** BEGIN SUPPLIED RECORDS **

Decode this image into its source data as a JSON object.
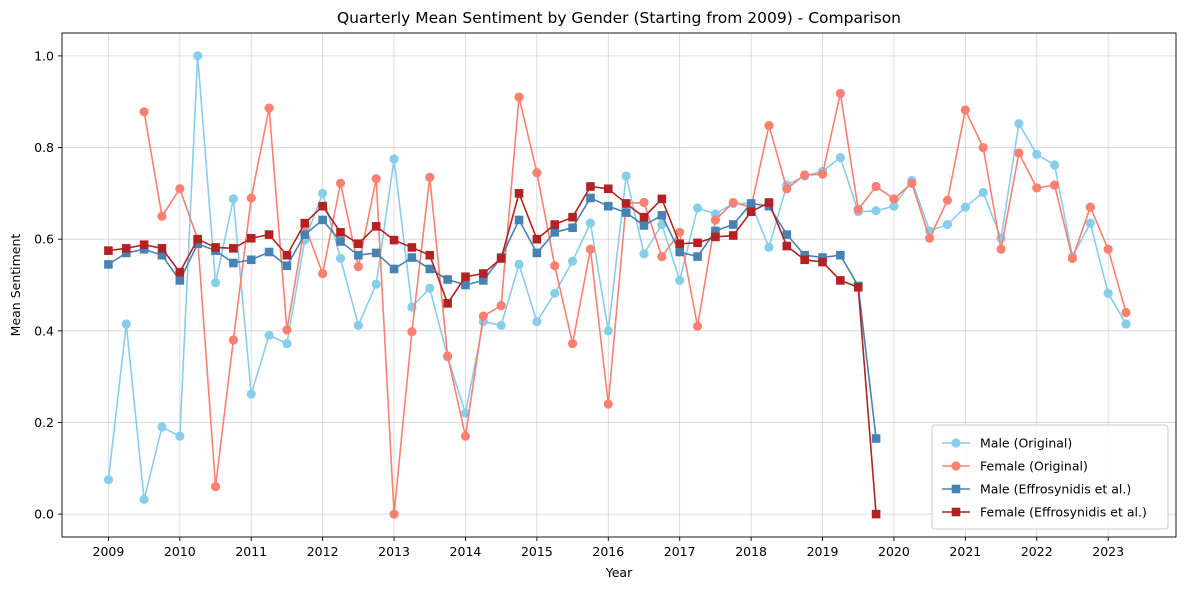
{
  "chart_data": {
    "type": "line",
    "title": "Quarterly Mean Sentiment by Gender (Starting from 2009) - Comparison",
    "xlabel": "Year",
    "ylabel": "Mean Sentiment",
    "xlim": [
      2008.35,
      2023.95
    ],
    "ylim": [
      -0.05,
      1.05
    ],
    "xticks": [
      2009,
      2010,
      2011,
      2012,
      2013,
      2014,
      2015,
      2016,
      2017,
      2018,
      2019,
      2020,
      2021,
      2022,
      2023
    ],
    "xtick_labels": [
      "2009",
      "2010",
      "2011",
      "2012",
      "2013",
      "2014",
      "2015",
      "2016",
      "2017",
      "2018",
      "2019",
      "2020",
      "2021",
      "2022",
      "2023"
    ],
    "yticks": [
      0.0,
      0.2,
      0.4,
      0.6,
      0.8,
      1.0
    ],
    "ytick_labels": [
      "0.0",
      "0.2",
      "0.4",
      "0.6",
      "0.8",
      "1.0"
    ],
    "grid": true,
    "legend_position": "lower-right",
    "series": [
      {
        "name": "Male (Original)",
        "color": "#87ceeb",
        "marker": "circle",
        "points": [
          [
            2009.0,
            0.075
          ],
          [
            2009.25,
            0.415
          ],
          [
            2009.5,
            0.032
          ],
          [
            2009.75,
            0.19
          ],
          [
            2010.0,
            0.17
          ],
          [
            2010.25,
            1.0
          ],
          [
            2010.5,
            0.505
          ],
          [
            2010.75,
            0.688
          ],
          [
            2011.0,
            0.262
          ],
          [
            2011.25,
            0.39
          ],
          [
            2011.5,
            0.372
          ],
          [
            2011.75,
            0.598
          ],
          [
            2012.0,
            0.7
          ],
          [
            2012.25,
            0.558
          ],
          [
            2012.5,
            0.412
          ],
          [
            2012.75,
            0.502
          ],
          [
            2013.0,
            0.775
          ],
          [
            2013.25,
            0.452
          ],
          [
            2013.5,
            0.493
          ],
          [
            2013.75,
            0.343
          ],
          [
            2014.0,
            0.22
          ],
          [
            2014.25,
            0.42
          ],
          [
            2014.5,
            0.412
          ],
          [
            2014.75,
            0.545
          ],
          [
            2015.0,
            0.42
          ],
          [
            2015.25,
            0.482
          ],
          [
            2015.5,
            0.552
          ],
          [
            2015.75,
            0.635
          ],
          [
            2016.0,
            0.4
          ],
          [
            2016.25,
            0.738
          ],
          [
            2016.5,
            0.568
          ],
          [
            2016.75,
            0.632
          ],
          [
            2017.0,
            0.51
          ],
          [
            2017.25,
            0.668
          ],
          [
            2017.5,
            0.655
          ],
          [
            2017.75,
            0.678
          ],
          [
            2018.0,
            0.678
          ],
          [
            2018.25,
            0.582
          ],
          [
            2018.5,
            0.718
          ],
          [
            2018.75,
            0.738
          ],
          [
            2019.0,
            0.748
          ],
          [
            2019.25,
            0.778
          ],
          [
            2019.5,
            0.66
          ],
          [
            2019.75,
            0.662
          ],
          [
            2020.0,
            0.672
          ],
          [
            2020.25,
            0.728
          ],
          [
            2020.5,
            0.618
          ],
          [
            2020.75,
            0.632
          ],
          [
            2021.0,
            0.67
          ],
          [
            2021.25,
            0.702
          ],
          [
            2021.5,
            0.602
          ],
          [
            2021.75,
            0.852
          ],
          [
            2022.0,
            0.785
          ],
          [
            2022.25,
            0.762
          ],
          [
            2022.5,
            0.562
          ],
          [
            2022.75,
            0.635
          ],
          [
            2023.0,
            0.482
          ],
          [
            2023.25,
            0.415
          ]
        ]
      },
      {
        "name": "Female (Original)",
        "color": "#fa8072",
        "marker": "circle",
        "points": [
          [
            2009.5,
            0.878
          ],
          [
            2009.75,
            0.65
          ],
          [
            2010.0,
            0.71
          ],
          [
            2010.25,
            0.6
          ],
          [
            2010.5,
            0.06
          ],
          [
            2010.75,
            0.38
          ],
          [
            2011.0,
            0.69
          ],
          [
            2011.25,
            0.886
          ],
          [
            2011.5,
            0.402
          ],
          [
            2011.75,
            0.63
          ],
          [
            2012.0,
            0.525
          ],
          [
            2012.25,
            0.722
          ],
          [
            2012.5,
            0.54
          ],
          [
            2012.75,
            0.732
          ],
          [
            2013.0,
            0.0
          ],
          [
            2013.25,
            0.398
          ],
          [
            2013.5,
            0.735
          ],
          [
            2013.75,
            0.345
          ],
          [
            2014.0,
            0.17
          ],
          [
            2014.25,
            0.432
          ],
          [
            2014.5,
            0.455
          ],
          [
            2014.75,
            0.91
          ],
          [
            2015.0,
            0.745
          ],
          [
            2015.25,
            0.542
          ],
          [
            2015.5,
            0.372
          ],
          [
            2015.75,
            0.578
          ],
          [
            2016.0,
            0.24
          ],
          [
            2016.25,
            0.678
          ],
          [
            2016.5,
            0.68
          ],
          [
            2016.75,
            0.562
          ],
          [
            2017.0,
            0.615
          ],
          [
            2017.25,
            0.41
          ],
          [
            2017.5,
            0.642
          ],
          [
            2017.75,
            0.68
          ],
          [
            2018.0,
            0.67
          ],
          [
            2018.25,
            0.848
          ],
          [
            2018.5,
            0.71
          ],
          [
            2018.75,
            0.74
          ],
          [
            2019.0,
            0.742
          ],
          [
            2019.25,
            0.918
          ],
          [
            2019.5,
            0.665
          ],
          [
            2019.75,
            0.715
          ],
          [
            2020.0,
            0.688
          ],
          [
            2020.25,
            0.722
          ],
          [
            2020.5,
            0.602
          ],
          [
            2020.75,
            0.685
          ],
          [
            2021.0,
            0.882
          ],
          [
            2021.25,
            0.8
          ],
          [
            2021.5,
            0.578
          ],
          [
            2021.75,
            0.788
          ],
          [
            2022.0,
            0.712
          ],
          [
            2022.25,
            0.718
          ],
          [
            2022.5,
            0.558
          ],
          [
            2022.75,
            0.67
          ],
          [
            2023.0,
            0.578
          ],
          [
            2023.25,
            0.44
          ]
        ]
      },
      {
        "name": "Male (Effrosynidis et al.)",
        "color": "#4682b4",
        "marker": "square",
        "points": [
          [
            2009.0,
            0.545
          ],
          [
            2009.25,
            0.57
          ],
          [
            2009.5,
            0.578
          ],
          [
            2009.75,
            0.565
          ],
          [
            2010.0,
            0.51
          ],
          [
            2010.25,
            0.59
          ],
          [
            2010.5,
            0.575
          ],
          [
            2010.75,
            0.548
          ],
          [
            2011.0,
            0.555
          ],
          [
            2011.25,
            0.572
          ],
          [
            2011.5,
            0.542
          ],
          [
            2011.75,
            0.61
          ],
          [
            2012.0,
            0.642
          ],
          [
            2012.25,
            0.595
          ],
          [
            2012.5,
            0.565
          ],
          [
            2012.75,
            0.57
          ],
          [
            2013.0,
            0.535
          ],
          [
            2013.25,
            0.56
          ],
          [
            2013.5,
            0.535
          ],
          [
            2013.75,
            0.512
          ],
          [
            2014.0,
            0.5
          ],
          [
            2014.25,
            0.51
          ],
          [
            2014.5,
            0.56
          ],
          [
            2014.75,
            0.642
          ],
          [
            2015.0,
            0.57
          ],
          [
            2015.25,
            0.615
          ],
          [
            2015.5,
            0.625
          ],
          [
            2015.75,
            0.69
          ],
          [
            2016.0,
            0.672
          ],
          [
            2016.25,
            0.658
          ],
          [
            2016.5,
            0.63
          ],
          [
            2016.75,
            0.652
          ],
          [
            2017.0,
            0.572
          ],
          [
            2017.25,
            0.562
          ],
          [
            2017.5,
            0.618
          ],
          [
            2017.75,
            0.632
          ],
          [
            2018.0,
            0.678
          ],
          [
            2018.25,
            0.672
          ],
          [
            2018.5,
            0.61
          ],
          [
            2018.75,
            0.565
          ],
          [
            2019.0,
            0.56
          ],
          [
            2019.25,
            0.565
          ],
          [
            2019.5,
            0.498
          ],
          [
            2019.75,
            0.165
          ]
        ]
      },
      {
        "name": "Female (Effrosynidis et al.)",
        "color": "#b22222",
        "marker": "square",
        "points": [
          [
            2009.0,
            0.575
          ],
          [
            2009.25,
            0.58
          ],
          [
            2009.5,
            0.588
          ],
          [
            2009.75,
            0.58
          ],
          [
            2010.0,
            0.528
          ],
          [
            2010.25,
            0.6
          ],
          [
            2010.5,
            0.582
          ],
          [
            2010.75,
            0.58
          ],
          [
            2011.0,
            0.602
          ],
          [
            2011.25,
            0.61
          ],
          [
            2011.5,
            0.565
          ],
          [
            2011.75,
            0.635
          ],
          [
            2012.0,
            0.672
          ],
          [
            2012.25,
            0.615
          ],
          [
            2012.5,
            0.59
          ],
          [
            2012.75,
            0.628
          ],
          [
            2013.0,
            0.598
          ],
          [
            2013.25,
            0.582
          ],
          [
            2013.5,
            0.565
          ],
          [
            2013.75,
            0.46
          ],
          [
            2014.0,
            0.518
          ],
          [
            2014.25,
            0.525
          ],
          [
            2014.5,
            0.558
          ],
          [
            2014.75,
            0.7
          ],
          [
            2015.0,
            0.6
          ],
          [
            2015.25,
            0.632
          ],
          [
            2015.5,
            0.648
          ],
          [
            2015.75,
            0.715
          ],
          [
            2016.0,
            0.71
          ],
          [
            2016.25,
            0.678
          ],
          [
            2016.5,
            0.648
          ],
          [
            2016.75,
            0.688
          ],
          [
            2017.0,
            0.59
          ],
          [
            2017.25,
            0.592
          ],
          [
            2017.5,
            0.605
          ],
          [
            2017.75,
            0.608
          ],
          [
            2018.0,
            0.66
          ],
          [
            2018.25,
            0.68
          ],
          [
            2018.5,
            0.585
          ],
          [
            2018.75,
            0.555
          ],
          [
            2019.0,
            0.55
          ],
          [
            2019.25,
            0.51
          ],
          [
            2019.5,
            0.495
          ],
          [
            2019.75,
            0.0
          ]
        ]
      }
    ]
  }
}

** END SUPPLIED RECORDS **

• _STATED TASK_
Pull out and copy each line containing the string "Sentiment".

• _WRITTEN REPLY_
    "title": "Quarterly Mean Sentiment by Gender (Starting from 2009) - Comparison",
    "ylabel": "Mean Sentiment",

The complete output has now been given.